- Extracted text
I read that you have introduced legislation to allow teachers to carry firearms in schools and, more recently, to prohibit colleges and universities from regulating or banning concealed-carry firearms on campuses.

While I applaud your effort to keep our children safe, I ask you to consider a simple question: What makes you think those bills will do any good?

I don’t ask this facetiously or with ill intent. Like you, I genuinely want to find a way to reduce gun violence. But I learned during years of running businesses (newspapers) that simple solutions are almost always wrong and that success depends on following best practices backed by research and experience, not anecdotal evidence or knee-jerk reactions.

So, my question to you is, where has arming teachers led to a significant decline in gun violence in schools? What studies back up those experiences?

If you are truly serious, you should hold hearings with experts from the Secret Service, ATF, and FBI, as well as the many academics who write peer-reviewed studies and national organizations that can present you with facts about what prevents gun violence in schools.

During those hearings, you could probe why most law enforcement organizations, teachers and faculty groups, higher education officials, and campus security organizations oppose the idea. You could also learn about what they think would help.

For instance, one step many states have found effective is educating parents on the need to secure their weapons. That’s because some 80 percent of people who carry out mass murders at schools got their weapons from a family member, according to the U.S. Department of Justice’s National Institute of Justice.

Twenty-four states (red and blue) have various versions of Children Access Prevention laws. Could those work here?

- Written request
Copy word for word the part of the letter on arming teachers between "I don’t ask" and "violence in schools.", inclusive.

- Supplied material
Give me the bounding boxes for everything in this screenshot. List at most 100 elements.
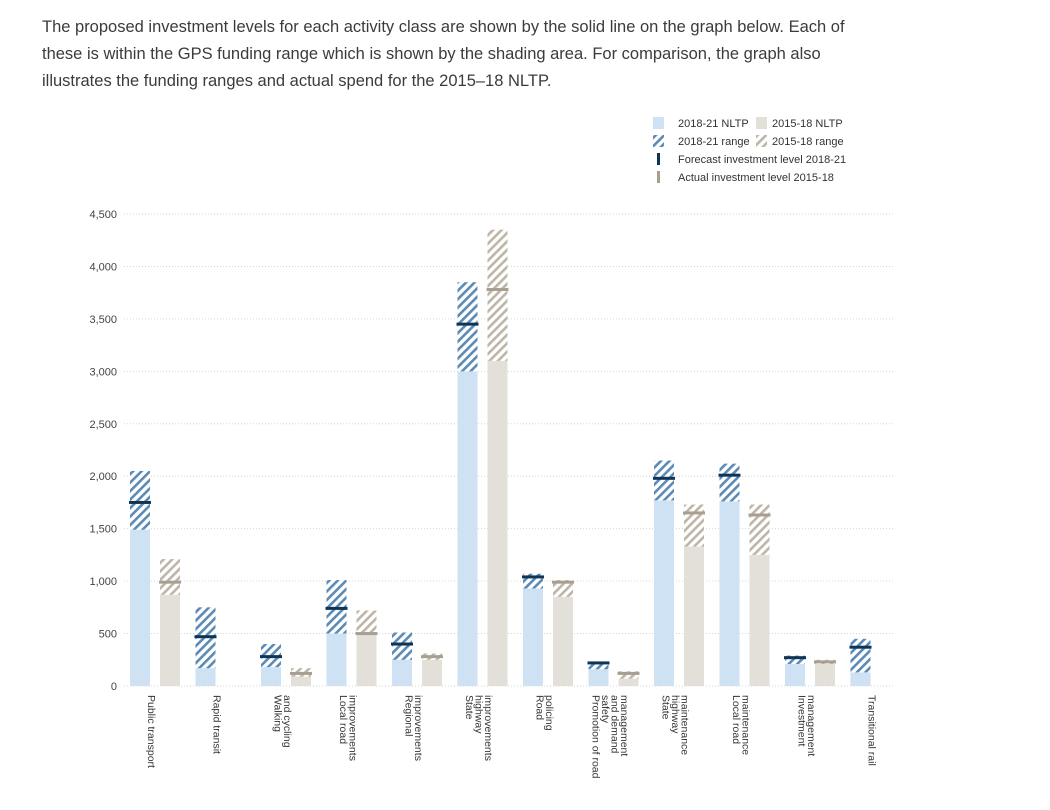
- category-label-line: Investment: [795, 695, 807, 746]
- forecast-line-2018-21: [587, 661, 610, 665]
- bar-2018-21-range: [130, 470, 150, 530]
- actual-line-2015-18: [814, 660, 836, 664]
- y-tick-label: 0: [111, 681, 117, 693]
- category-label-line: and cycling: [281, 695, 293, 748]
- category-label-line: and demand: [608, 695, 620, 754]
- bars: [129, 229, 872, 686]
- bar-2015-18-base: [815, 663, 835, 686]
- y-tick-label: 4,000: [89, 261, 117, 273]
- legend-label-2015-18-nltp: 2015-18 NLTP: [772, 118, 843, 130]
- bar-2018-21-range: [850, 638, 871, 673]
- bar-2018-21-base: [457, 371, 478, 686]
- category-label-line: Local road: [730, 695, 742, 744]
- legend-label-actual: Actual investment level 2015-18: [678, 172, 834, 184]
- bar-2015-18-base: [422, 659, 442, 686]
- legend-swatch-forecast: [657, 153, 660, 165]
- actual-line-2015-18: [552, 580, 574, 584]
- category-label-line: management: [805, 695, 817, 756]
- category-label-line: improvements: [346, 695, 358, 761]
- bar-2018-21-range: [457, 282, 478, 372]
- legend-swatch-actual: [657, 171, 660, 183]
- category-label-line: management: [618, 695, 630, 756]
- forecast-line-2018-21: [653, 476, 675, 480]
- category-label-line: maintenance: [739, 695, 751, 755]
- bar-2018-21-range: [588, 661, 609, 670]
- intro-paragraph: The proposed investment levels for each …: [42, 18, 845, 90]
- y-tick-label: 4,500: [89, 209, 117, 221]
- legend-label-forecast: Forecast investment level 2018-21: [678, 154, 846, 166]
- y-tick-label: 2,500: [89, 419, 117, 431]
- bar-2015-18-base: [356, 633, 377, 686]
- legend-swatch-2015-18-nltp: [756, 117, 767, 129]
- bar-2018-21-base: [523, 588, 543, 686]
- category-label-line: highway: [473, 695, 485, 734]
- category-label-line: Transitional rail: [866, 695, 878, 766]
- category-label-line: Regional: [402, 695, 414, 736]
- legend-label-2018-21-nltp: 2018-21 NLTP: [678, 118, 749, 130]
- forecast-line-2018-21: [325, 606, 348, 610]
- category-label-line: State: [660, 695, 672, 720]
- category-label: Public transport: [145, 695, 157, 768]
- category-label-line: highway: [669, 695, 681, 734]
- bar-2018-21-base: [719, 501, 740, 686]
- bar-2015-18-range: [749, 504, 770, 555]
- bar-2015-18-range: [160, 559, 180, 595]
- bar-2018-21-base: [392, 659, 412, 686]
- y-tick-label: 2,000: [89, 471, 117, 483]
- bar-2015-18-range: [553, 580, 573, 597]
- category-label-line: Walking: [271, 695, 283, 732]
- forecast-line-2018-21: [260, 655, 282, 659]
- bar-2018-21-base: [785, 663, 805, 686]
- y-axis: 4,500 4,000 3,500 3,000 2,500 2,000 1,500 1,000…: [89, 209, 117, 693]
- forecast-line-2018-21: [522, 575, 544, 579]
- bar-2018-21-base: [326, 633, 347, 686]
- bar-2015-18-base: [749, 554, 770, 686]
- actual-line-2015-18: [290, 671, 312, 675]
- bar-2015-18-base: [160, 594, 180, 686]
- category-label-line: improvements: [482, 695, 494, 761]
- bar-2015-18-base: [553, 596, 573, 686]
- x-axis-labels: Public transport Rapid transit Walkingand …: [145, 695, 878, 779]
- category-label: Rapid transit: [211, 695, 223, 754]
- forecast-line-2018-21: [391, 642, 413, 646]
- bar-2018-21-base: [654, 500, 674, 686]
- bar-2018-21-range: [785, 655, 805, 664]
- actual-line-2015-18: [355, 632, 378, 636]
- gridlines: [124, 213, 895, 687]
- bar-2018-21-base: [261, 667, 281, 686]
- y-tick-label: 500: [99, 629, 117, 641]
- bar-2015-18-base: [618, 678, 639, 686]
- legend-swatch-2018-21-range: [653, 135, 664, 147]
- bar-2015-18-base: [487, 360, 508, 686]
- bar-2018-21-base: [850, 672, 871, 686]
- category-label-line: maintenance: [679, 695, 691, 755]
- legend-swatch-2018-21-nltp: [653, 117, 664, 129]
- actual-line-2015-18: [159, 580, 181, 584]
- bar-2018-21-range: [392, 632, 412, 660]
- bar-2015-18-range: [618, 671, 639, 679]
- bar-2018-21-range: [326, 580, 347, 634]
- category-label-line: improvements: [412, 695, 424, 761]
- bar-2015-18-range: [684, 504, 704, 547]
- actual-line-2015-18: [683, 511, 705, 515]
- bar-2018-21-range: [719, 463, 740, 502]
- bar-2015-18-base: [684, 546, 704, 686]
- actual-line-2015-18: [486, 288, 509, 292]
- category-label-line: Public transport: [145, 695, 157, 768]
- category-label-line: Promotion of road: [589, 695, 601, 779]
- bar-2018-21-base: [195, 668, 216, 686]
- forecast-line-2018-21: [129, 500, 151, 504]
- legend-swatch-2015-18-range: [756, 135, 767, 147]
- y-tick-label: 1,500: [89, 524, 117, 536]
- forecast-line-2018-21: [456, 322, 479, 326]
- forecast-line-2018-21: [718, 473, 741, 477]
- y-tick-label: 3,000: [89, 366, 117, 378]
- category-label-line: State: [463, 695, 475, 720]
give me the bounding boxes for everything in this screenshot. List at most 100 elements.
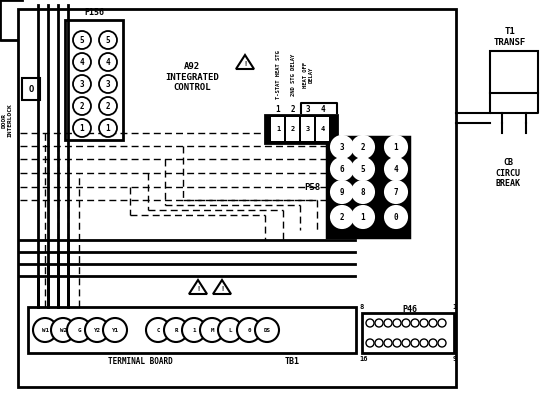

- Response to this task
I don’t ask this facetiously or with ill intent. Like you, I genuinely want to find a way to reduce gun violence. But I learned during years of running businesses (newspapers) that simple solutions are almost always wrong and that success depends on following best practices backed by research and experience, not anecdotal evidence or knee-jerk reactions.

So, my question to you is, where has arming teachers led to a significant decline in gun violence in schools? What studies back up those experiences?

If you are truly serious, you should hold hearings with experts from the Secret Service, ATF, and FBI, as well as the many academics who write peer-reviewed studies and national organizations that can present you with facts about what prevents gun violence in schools.